/---
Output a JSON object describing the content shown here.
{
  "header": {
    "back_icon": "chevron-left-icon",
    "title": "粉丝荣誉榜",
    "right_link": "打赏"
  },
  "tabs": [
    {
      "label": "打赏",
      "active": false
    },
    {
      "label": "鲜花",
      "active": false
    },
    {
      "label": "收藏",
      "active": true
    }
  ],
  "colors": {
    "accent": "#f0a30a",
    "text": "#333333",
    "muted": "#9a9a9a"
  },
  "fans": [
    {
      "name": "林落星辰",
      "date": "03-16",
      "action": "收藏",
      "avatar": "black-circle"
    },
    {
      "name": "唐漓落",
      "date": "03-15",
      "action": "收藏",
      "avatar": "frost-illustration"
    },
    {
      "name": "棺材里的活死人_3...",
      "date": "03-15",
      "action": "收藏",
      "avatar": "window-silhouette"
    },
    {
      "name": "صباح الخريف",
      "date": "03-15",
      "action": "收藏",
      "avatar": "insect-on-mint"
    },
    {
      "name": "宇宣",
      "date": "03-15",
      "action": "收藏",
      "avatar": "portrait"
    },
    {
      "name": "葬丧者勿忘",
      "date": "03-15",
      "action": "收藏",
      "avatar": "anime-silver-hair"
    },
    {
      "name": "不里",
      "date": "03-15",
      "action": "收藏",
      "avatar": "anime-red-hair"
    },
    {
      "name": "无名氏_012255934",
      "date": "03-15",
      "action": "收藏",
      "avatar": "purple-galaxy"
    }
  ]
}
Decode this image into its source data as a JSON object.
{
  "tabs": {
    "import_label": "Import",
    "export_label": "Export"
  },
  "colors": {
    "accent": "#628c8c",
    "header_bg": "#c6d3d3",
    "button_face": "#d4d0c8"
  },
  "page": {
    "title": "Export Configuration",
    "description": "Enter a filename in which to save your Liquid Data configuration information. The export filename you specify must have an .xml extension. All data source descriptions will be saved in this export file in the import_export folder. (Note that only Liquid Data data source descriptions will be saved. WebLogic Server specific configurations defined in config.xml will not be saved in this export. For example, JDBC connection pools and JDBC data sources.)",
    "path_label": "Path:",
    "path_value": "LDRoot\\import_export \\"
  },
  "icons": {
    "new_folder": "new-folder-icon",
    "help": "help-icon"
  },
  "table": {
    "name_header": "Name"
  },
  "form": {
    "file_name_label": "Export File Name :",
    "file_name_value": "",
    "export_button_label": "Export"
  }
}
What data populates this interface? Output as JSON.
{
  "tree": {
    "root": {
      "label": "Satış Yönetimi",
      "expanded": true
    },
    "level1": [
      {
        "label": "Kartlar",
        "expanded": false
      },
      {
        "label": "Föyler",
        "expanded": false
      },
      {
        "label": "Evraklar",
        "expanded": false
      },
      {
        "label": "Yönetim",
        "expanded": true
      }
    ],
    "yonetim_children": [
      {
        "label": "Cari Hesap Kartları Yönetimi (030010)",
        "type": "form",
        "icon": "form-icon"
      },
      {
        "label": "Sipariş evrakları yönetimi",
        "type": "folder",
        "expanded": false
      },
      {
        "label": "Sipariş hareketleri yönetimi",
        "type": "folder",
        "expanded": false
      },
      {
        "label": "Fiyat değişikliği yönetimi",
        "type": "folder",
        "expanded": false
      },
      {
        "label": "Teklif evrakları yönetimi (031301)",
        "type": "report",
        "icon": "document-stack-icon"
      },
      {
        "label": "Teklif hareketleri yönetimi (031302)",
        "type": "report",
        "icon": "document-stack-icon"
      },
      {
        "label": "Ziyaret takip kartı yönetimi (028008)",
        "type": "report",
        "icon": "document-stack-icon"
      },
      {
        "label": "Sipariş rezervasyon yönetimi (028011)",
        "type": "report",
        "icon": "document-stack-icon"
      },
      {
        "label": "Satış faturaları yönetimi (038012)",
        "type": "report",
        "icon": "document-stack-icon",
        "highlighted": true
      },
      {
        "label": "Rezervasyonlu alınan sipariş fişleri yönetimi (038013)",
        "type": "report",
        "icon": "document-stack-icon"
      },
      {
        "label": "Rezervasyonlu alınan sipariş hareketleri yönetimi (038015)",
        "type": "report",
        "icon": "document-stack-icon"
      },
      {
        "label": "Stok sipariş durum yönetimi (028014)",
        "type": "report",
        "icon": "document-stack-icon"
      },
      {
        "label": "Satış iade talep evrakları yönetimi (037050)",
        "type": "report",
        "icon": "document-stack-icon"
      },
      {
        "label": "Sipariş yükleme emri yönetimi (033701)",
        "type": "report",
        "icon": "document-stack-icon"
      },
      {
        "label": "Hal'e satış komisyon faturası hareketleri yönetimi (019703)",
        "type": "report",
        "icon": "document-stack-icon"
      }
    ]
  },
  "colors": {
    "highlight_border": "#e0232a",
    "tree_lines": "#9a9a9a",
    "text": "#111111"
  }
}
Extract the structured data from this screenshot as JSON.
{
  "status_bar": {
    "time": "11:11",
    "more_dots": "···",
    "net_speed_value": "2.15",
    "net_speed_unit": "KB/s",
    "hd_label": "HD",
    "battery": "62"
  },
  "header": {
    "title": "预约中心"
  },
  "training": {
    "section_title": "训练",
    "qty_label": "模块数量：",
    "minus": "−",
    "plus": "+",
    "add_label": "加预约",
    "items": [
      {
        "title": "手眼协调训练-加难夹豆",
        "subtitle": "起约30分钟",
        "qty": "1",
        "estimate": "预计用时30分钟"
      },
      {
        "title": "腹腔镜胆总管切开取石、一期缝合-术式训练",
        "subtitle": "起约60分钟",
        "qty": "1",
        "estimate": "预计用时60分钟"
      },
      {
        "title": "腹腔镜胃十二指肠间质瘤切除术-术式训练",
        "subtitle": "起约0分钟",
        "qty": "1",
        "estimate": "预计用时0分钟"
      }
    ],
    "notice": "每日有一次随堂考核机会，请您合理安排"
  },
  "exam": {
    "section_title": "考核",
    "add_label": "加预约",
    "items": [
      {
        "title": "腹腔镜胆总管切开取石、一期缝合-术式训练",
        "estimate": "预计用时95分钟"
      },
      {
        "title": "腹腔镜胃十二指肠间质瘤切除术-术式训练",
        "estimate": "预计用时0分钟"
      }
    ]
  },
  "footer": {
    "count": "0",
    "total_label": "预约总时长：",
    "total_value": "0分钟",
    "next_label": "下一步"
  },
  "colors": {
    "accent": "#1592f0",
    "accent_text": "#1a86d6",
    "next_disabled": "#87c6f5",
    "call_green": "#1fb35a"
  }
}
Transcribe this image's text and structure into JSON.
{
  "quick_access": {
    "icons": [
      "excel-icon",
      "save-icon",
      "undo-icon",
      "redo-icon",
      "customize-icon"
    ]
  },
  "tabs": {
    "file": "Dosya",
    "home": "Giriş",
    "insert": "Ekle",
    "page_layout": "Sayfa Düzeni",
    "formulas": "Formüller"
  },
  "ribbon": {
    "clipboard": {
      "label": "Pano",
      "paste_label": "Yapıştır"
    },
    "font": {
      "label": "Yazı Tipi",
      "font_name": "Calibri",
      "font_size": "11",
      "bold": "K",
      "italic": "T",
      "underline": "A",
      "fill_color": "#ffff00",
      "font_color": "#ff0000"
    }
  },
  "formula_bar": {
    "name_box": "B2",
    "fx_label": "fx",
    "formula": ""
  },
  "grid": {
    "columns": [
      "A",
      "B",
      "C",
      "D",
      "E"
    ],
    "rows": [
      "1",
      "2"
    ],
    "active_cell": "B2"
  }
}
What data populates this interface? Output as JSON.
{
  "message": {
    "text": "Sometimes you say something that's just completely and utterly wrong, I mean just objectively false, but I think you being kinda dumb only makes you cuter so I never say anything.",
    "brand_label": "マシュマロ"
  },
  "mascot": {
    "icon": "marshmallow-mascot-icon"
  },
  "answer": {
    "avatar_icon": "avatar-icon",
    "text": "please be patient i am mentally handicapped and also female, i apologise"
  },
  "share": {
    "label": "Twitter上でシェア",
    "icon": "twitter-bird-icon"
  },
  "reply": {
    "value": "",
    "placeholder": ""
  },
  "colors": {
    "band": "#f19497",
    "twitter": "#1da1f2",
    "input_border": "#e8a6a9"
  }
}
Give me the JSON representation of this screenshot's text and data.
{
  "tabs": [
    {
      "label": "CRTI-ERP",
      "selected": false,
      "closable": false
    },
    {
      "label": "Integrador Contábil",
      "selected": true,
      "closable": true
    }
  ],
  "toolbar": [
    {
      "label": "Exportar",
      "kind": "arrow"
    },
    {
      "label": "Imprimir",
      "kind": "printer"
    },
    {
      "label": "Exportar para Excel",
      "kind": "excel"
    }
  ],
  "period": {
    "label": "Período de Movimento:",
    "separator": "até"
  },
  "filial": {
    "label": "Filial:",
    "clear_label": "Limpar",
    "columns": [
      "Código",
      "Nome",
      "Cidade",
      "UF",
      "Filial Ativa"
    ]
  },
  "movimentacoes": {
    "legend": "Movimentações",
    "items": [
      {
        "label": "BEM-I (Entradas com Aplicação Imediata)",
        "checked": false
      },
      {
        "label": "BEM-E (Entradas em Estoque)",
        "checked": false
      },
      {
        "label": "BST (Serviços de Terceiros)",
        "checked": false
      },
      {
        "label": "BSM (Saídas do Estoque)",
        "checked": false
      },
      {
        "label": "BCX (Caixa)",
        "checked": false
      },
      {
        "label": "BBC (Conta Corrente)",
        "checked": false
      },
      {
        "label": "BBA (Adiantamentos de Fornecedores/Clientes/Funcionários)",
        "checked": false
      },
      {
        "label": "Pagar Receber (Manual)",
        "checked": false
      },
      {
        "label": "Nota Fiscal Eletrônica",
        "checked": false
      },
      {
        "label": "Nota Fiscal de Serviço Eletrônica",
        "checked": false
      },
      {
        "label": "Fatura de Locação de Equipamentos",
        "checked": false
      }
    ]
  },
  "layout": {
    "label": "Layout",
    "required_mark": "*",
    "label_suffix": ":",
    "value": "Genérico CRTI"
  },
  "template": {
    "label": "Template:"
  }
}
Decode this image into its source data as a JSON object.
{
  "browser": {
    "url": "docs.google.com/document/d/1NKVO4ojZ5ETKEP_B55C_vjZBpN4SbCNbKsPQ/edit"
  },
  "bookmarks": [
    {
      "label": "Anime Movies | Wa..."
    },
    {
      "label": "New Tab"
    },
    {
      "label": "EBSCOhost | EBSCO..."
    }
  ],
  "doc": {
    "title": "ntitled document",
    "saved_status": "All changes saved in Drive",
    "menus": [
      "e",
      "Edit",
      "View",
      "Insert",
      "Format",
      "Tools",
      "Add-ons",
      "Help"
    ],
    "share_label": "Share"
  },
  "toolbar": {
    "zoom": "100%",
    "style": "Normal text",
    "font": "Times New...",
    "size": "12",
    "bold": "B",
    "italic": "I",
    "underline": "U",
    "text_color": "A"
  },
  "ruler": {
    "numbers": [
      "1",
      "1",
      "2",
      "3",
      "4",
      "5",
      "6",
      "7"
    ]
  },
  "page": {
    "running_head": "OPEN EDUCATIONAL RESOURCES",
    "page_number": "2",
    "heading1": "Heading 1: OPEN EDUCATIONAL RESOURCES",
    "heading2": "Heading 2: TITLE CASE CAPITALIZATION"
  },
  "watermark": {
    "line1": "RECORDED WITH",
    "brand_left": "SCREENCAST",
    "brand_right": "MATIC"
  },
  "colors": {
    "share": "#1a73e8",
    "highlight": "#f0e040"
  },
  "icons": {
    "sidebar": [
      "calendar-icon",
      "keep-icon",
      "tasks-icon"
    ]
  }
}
\---
→ **Task statement**
Among the lines above, count those containing the word "OPEN" and give nothing but the result.

→ **Final result**
2